Written instruction — Locate the word "xlabel" in the material, then show every line that holds it.

====== Available data ======

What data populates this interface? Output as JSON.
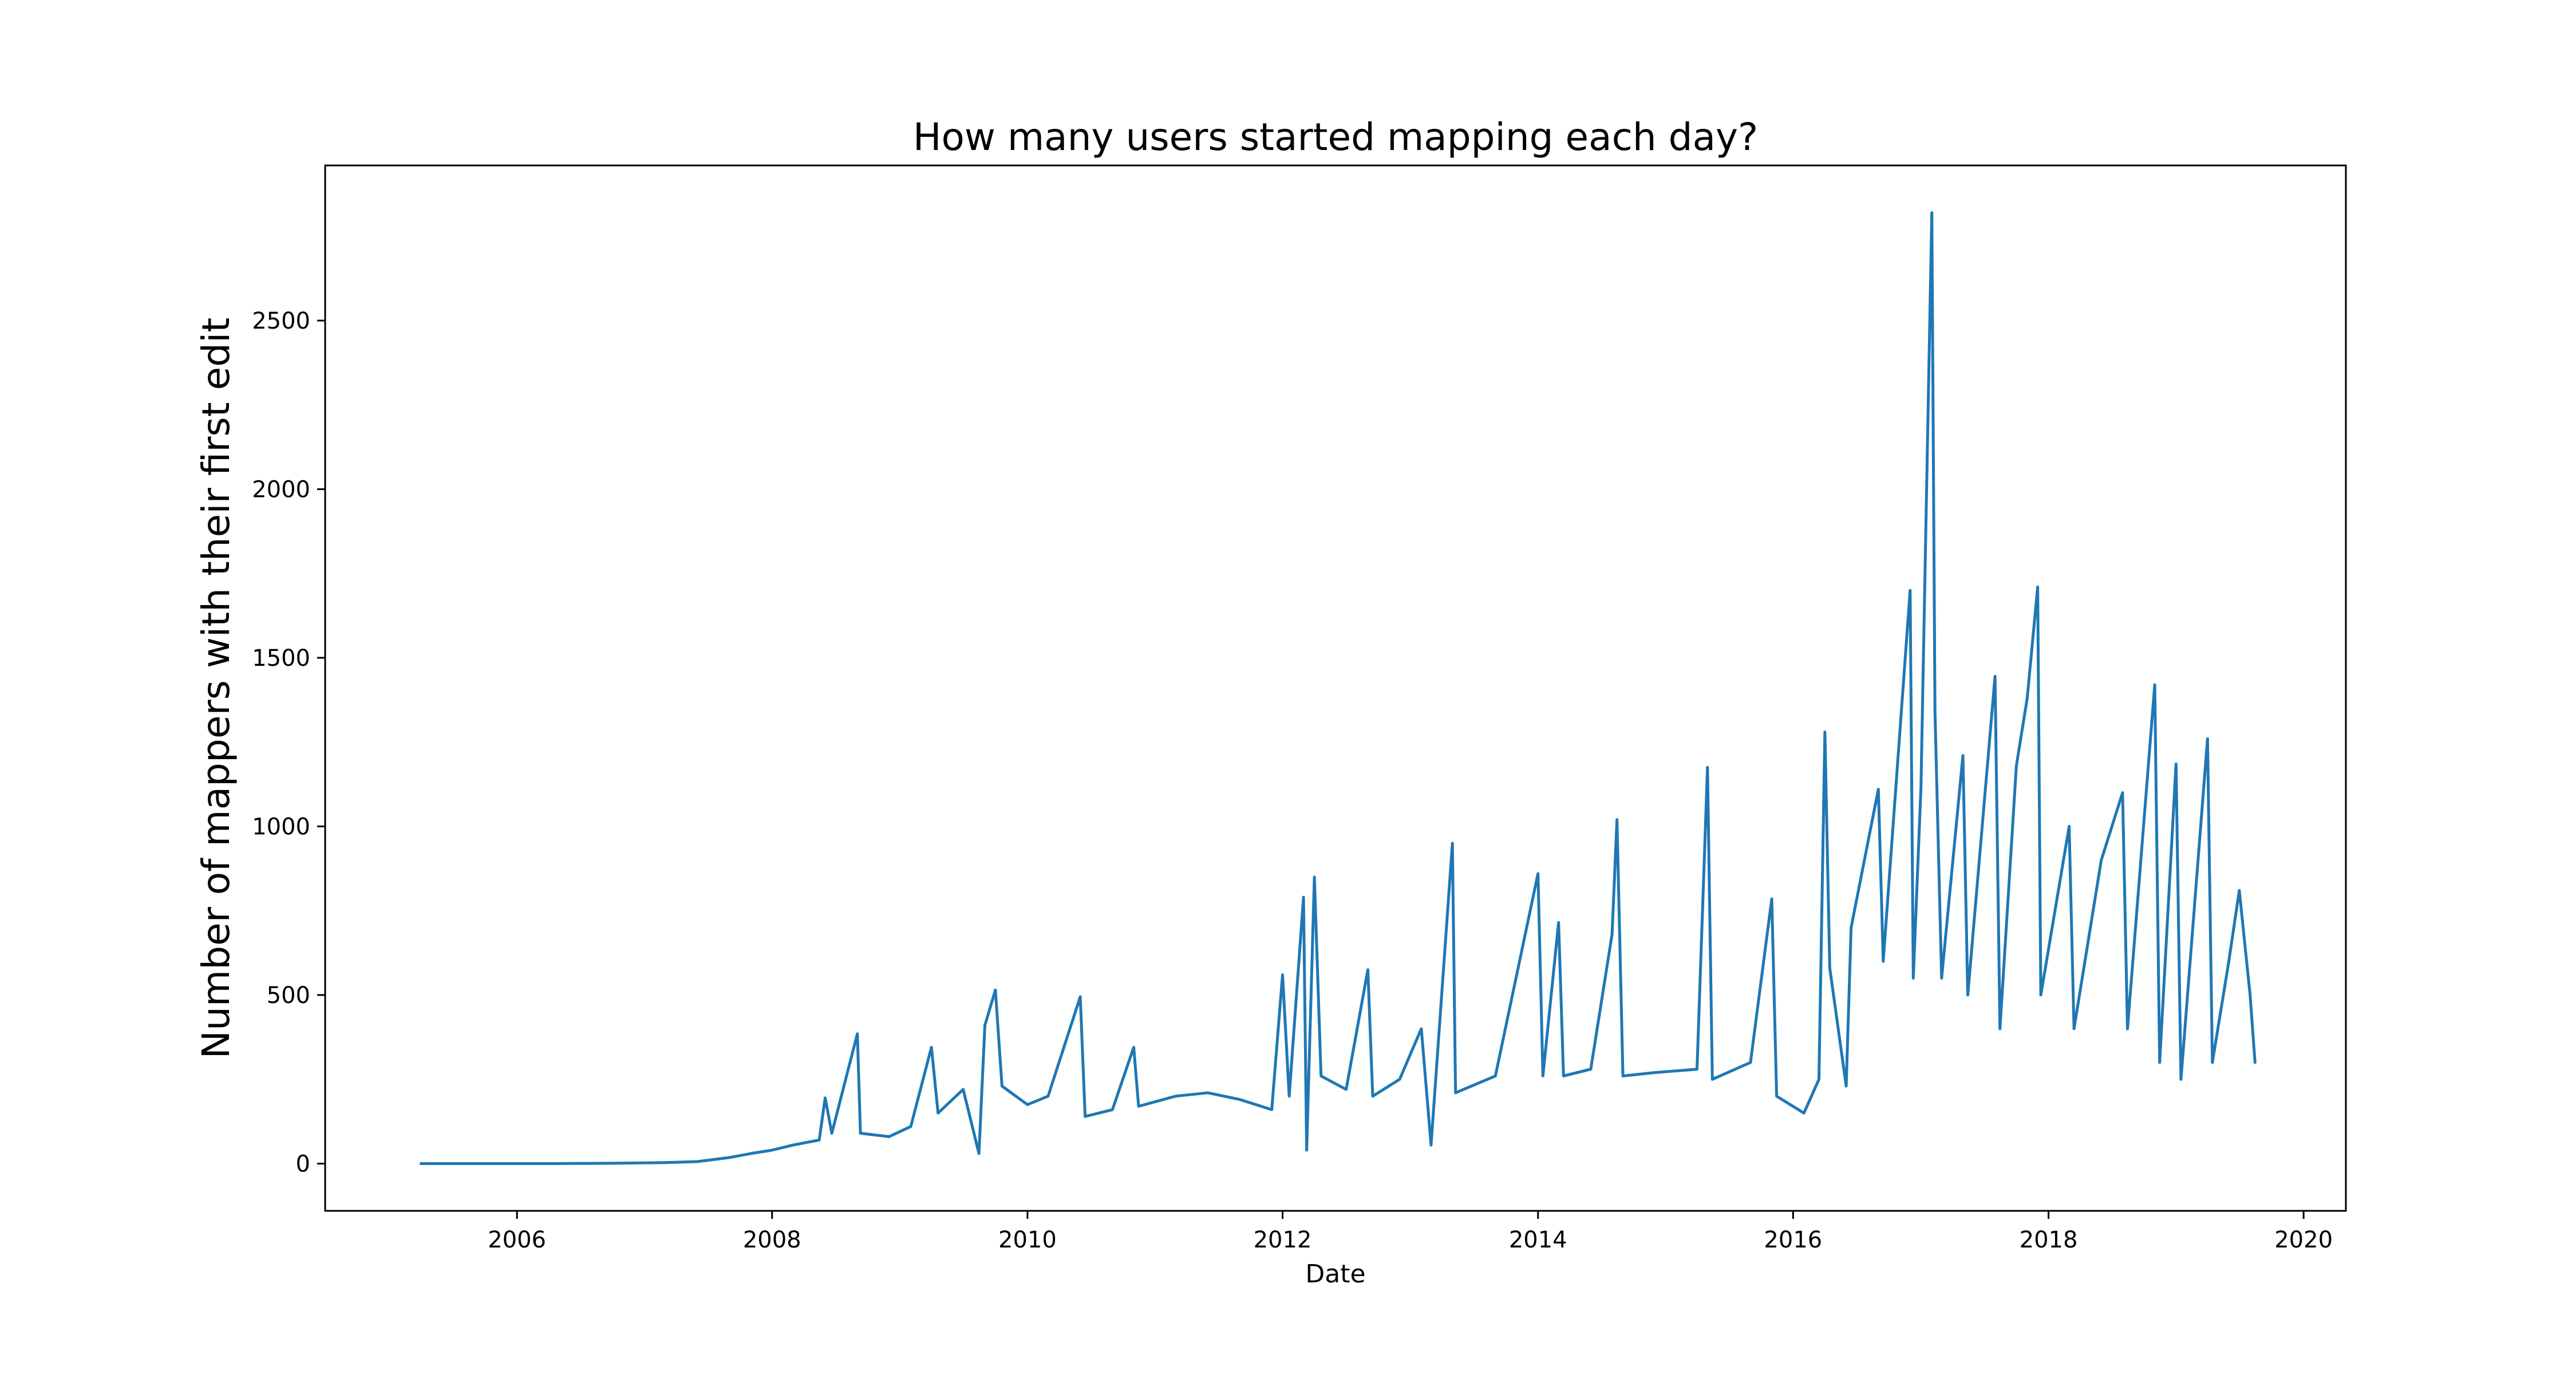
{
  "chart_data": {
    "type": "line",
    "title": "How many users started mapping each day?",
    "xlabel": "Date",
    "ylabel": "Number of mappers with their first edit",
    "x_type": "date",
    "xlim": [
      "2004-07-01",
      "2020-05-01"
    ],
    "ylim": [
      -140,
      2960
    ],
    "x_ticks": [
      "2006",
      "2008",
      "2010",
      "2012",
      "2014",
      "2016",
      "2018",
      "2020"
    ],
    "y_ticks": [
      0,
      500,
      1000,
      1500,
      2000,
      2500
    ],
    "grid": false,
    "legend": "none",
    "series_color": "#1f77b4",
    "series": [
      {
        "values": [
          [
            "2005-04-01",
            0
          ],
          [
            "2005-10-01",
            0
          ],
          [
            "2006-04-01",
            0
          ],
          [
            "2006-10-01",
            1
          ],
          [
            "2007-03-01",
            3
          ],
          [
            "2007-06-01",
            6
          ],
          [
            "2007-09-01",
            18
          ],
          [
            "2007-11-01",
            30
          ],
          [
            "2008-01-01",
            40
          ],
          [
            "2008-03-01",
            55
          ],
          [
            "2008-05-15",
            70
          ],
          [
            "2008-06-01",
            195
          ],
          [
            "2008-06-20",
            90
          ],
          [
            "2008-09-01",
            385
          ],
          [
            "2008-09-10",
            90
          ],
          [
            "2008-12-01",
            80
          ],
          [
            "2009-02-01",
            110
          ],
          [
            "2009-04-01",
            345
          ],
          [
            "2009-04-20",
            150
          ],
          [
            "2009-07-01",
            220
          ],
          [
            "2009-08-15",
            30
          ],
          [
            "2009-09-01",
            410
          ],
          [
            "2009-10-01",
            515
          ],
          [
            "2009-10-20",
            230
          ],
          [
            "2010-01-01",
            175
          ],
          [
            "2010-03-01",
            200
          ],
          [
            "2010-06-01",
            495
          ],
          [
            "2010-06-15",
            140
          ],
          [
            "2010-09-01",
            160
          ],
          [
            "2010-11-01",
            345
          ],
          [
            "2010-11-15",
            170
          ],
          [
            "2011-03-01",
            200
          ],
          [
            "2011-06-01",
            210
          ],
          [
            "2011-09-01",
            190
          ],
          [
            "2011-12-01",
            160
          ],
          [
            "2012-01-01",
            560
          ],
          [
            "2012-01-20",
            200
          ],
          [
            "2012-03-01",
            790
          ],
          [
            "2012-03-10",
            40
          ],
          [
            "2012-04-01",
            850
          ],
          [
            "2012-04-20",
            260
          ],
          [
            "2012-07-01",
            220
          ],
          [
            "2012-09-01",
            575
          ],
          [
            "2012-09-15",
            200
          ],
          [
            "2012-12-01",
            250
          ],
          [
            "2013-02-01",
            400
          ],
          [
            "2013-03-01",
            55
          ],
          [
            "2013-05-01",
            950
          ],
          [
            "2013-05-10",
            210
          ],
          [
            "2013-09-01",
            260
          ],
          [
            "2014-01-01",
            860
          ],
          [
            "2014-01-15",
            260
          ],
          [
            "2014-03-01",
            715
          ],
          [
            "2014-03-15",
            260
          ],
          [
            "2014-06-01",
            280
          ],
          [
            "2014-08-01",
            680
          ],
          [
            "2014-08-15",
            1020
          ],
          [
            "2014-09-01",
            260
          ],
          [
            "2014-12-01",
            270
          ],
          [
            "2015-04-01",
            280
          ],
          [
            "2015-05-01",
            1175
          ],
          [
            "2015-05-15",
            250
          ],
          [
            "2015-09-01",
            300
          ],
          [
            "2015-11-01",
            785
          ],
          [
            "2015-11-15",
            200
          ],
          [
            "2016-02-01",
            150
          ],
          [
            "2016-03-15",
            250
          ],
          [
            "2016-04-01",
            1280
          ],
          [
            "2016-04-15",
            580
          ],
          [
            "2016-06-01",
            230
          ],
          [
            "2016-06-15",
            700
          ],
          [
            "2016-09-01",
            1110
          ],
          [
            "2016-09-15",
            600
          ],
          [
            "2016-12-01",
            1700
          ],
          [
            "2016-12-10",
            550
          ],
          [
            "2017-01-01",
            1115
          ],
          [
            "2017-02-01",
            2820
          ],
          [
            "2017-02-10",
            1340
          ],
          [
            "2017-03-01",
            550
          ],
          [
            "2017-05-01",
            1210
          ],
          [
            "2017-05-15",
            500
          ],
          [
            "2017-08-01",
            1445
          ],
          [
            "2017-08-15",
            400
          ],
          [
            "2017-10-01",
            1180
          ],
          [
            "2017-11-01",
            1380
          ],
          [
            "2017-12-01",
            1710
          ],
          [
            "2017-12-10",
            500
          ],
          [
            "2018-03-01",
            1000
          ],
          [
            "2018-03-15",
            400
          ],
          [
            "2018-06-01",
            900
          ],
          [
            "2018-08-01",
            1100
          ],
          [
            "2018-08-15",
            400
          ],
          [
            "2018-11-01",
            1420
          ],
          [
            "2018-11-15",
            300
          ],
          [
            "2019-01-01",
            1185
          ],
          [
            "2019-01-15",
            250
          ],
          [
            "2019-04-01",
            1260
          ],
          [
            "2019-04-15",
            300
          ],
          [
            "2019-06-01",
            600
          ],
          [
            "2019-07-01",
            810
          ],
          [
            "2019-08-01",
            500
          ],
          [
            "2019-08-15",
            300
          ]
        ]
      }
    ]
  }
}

======
====== Available data ======

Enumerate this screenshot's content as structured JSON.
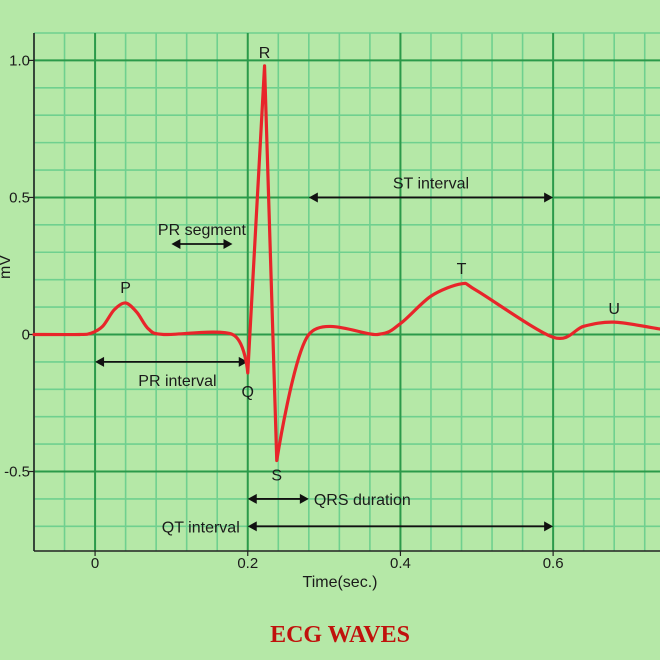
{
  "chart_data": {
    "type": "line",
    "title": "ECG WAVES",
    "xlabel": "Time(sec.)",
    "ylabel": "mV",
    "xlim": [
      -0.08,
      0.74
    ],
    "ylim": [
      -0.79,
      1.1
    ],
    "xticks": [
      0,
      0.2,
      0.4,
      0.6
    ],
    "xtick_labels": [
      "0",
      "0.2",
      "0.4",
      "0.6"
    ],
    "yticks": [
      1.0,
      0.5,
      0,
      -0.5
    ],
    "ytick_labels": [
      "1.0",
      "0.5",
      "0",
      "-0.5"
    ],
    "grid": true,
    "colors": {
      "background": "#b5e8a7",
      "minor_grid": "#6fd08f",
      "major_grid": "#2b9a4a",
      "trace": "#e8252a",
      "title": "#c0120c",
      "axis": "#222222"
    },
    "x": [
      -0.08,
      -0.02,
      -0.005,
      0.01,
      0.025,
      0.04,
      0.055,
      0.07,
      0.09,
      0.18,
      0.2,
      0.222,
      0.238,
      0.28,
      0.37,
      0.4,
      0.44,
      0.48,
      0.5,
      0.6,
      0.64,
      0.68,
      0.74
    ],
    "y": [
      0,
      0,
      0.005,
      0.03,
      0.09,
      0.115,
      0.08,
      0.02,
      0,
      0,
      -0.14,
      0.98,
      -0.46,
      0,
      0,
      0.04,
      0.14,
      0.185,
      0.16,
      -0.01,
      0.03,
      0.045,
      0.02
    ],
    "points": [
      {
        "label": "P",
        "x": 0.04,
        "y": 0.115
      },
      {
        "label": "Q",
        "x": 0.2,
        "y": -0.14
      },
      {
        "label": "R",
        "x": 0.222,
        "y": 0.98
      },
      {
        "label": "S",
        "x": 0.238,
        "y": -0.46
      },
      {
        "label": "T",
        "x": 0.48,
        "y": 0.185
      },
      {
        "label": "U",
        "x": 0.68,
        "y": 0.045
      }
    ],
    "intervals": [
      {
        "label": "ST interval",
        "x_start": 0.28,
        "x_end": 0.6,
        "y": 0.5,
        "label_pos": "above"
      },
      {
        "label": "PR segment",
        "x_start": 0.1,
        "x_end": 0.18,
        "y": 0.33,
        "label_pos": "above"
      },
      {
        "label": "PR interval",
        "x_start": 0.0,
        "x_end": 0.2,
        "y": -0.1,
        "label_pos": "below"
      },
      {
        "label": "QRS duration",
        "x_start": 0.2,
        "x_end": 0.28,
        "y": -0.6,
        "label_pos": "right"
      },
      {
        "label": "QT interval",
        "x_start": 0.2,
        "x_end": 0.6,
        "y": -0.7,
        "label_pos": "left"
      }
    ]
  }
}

======
====== Available data ======

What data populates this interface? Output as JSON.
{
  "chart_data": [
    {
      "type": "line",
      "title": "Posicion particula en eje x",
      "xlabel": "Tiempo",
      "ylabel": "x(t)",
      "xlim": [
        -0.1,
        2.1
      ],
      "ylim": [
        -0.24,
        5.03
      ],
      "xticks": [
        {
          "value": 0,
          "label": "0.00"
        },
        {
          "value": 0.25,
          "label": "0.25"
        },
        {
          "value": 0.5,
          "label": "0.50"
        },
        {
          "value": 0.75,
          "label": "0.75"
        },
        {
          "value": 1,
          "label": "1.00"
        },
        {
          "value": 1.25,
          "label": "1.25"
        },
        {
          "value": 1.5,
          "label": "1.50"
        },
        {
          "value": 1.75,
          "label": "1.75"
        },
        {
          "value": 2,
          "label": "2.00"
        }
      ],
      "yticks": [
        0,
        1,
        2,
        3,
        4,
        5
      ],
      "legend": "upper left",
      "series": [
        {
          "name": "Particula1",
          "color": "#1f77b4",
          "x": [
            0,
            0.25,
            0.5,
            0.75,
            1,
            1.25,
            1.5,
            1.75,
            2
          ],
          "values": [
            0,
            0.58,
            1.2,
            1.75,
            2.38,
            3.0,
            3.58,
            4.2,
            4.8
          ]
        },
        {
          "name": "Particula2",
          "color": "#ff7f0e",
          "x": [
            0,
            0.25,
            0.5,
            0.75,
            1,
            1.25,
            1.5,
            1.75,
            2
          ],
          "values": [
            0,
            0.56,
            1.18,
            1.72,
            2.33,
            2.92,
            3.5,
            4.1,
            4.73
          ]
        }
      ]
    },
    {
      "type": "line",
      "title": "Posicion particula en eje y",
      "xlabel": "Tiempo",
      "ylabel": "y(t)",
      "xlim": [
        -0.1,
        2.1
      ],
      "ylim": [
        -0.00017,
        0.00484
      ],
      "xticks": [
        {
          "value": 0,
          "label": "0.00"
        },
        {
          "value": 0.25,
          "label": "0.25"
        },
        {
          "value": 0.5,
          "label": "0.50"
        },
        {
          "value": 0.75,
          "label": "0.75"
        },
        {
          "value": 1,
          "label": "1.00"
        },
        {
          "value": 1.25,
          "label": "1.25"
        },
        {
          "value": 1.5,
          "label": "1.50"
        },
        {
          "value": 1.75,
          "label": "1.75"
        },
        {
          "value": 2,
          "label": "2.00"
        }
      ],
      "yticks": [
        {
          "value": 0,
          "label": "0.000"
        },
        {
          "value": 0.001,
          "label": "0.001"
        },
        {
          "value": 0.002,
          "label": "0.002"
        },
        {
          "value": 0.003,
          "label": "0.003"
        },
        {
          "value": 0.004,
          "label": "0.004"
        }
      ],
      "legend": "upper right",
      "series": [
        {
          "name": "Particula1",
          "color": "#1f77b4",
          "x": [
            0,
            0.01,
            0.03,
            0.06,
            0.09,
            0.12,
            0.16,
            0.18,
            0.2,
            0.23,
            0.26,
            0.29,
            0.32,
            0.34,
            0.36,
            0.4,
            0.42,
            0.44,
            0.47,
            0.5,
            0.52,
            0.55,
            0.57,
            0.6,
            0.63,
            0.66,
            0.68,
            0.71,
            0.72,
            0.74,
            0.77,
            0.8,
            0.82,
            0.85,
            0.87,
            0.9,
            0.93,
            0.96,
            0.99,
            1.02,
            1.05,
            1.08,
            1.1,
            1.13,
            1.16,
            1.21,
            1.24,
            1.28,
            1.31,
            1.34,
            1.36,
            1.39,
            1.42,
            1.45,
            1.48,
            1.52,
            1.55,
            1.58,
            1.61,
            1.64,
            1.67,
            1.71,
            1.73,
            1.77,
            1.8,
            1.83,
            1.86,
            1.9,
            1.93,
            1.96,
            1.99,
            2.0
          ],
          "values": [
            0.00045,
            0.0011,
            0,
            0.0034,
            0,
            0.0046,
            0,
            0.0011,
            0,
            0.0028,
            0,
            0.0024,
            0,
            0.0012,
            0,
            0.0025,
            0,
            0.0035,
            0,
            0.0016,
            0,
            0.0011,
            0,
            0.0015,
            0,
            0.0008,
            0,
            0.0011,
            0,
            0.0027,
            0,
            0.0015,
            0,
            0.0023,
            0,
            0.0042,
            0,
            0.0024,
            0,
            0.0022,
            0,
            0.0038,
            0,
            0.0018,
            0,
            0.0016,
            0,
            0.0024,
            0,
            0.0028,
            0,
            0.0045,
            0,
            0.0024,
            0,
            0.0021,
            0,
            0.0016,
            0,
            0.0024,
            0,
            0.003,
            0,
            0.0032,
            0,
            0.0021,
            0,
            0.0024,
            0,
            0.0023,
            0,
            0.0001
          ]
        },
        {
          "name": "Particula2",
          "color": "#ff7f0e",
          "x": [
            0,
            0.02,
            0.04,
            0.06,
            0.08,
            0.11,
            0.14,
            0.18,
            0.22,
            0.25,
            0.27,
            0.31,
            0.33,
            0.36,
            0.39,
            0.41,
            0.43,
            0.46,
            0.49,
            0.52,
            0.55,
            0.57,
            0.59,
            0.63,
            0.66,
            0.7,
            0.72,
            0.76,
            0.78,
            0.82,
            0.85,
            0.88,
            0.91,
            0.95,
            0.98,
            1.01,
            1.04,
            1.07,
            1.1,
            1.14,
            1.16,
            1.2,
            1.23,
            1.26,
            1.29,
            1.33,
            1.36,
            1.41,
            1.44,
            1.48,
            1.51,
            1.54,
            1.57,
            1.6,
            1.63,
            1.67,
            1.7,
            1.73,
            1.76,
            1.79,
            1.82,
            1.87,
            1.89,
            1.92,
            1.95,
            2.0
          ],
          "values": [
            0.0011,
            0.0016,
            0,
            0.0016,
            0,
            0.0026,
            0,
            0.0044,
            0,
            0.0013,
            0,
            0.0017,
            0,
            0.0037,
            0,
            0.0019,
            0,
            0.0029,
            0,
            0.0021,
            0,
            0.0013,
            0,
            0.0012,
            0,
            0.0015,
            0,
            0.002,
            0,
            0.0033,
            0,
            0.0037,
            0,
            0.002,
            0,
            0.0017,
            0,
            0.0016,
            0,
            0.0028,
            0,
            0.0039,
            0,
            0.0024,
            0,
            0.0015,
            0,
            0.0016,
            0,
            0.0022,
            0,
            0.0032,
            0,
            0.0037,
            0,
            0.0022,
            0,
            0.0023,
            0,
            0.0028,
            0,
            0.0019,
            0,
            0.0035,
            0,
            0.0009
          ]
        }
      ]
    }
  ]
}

======

Result of this exercise —
    "xlabel": "Date",
    "xlabel": "Time(sec.)",
      "xlabel": "Tiempo",
      "xlabel": "Tiempo",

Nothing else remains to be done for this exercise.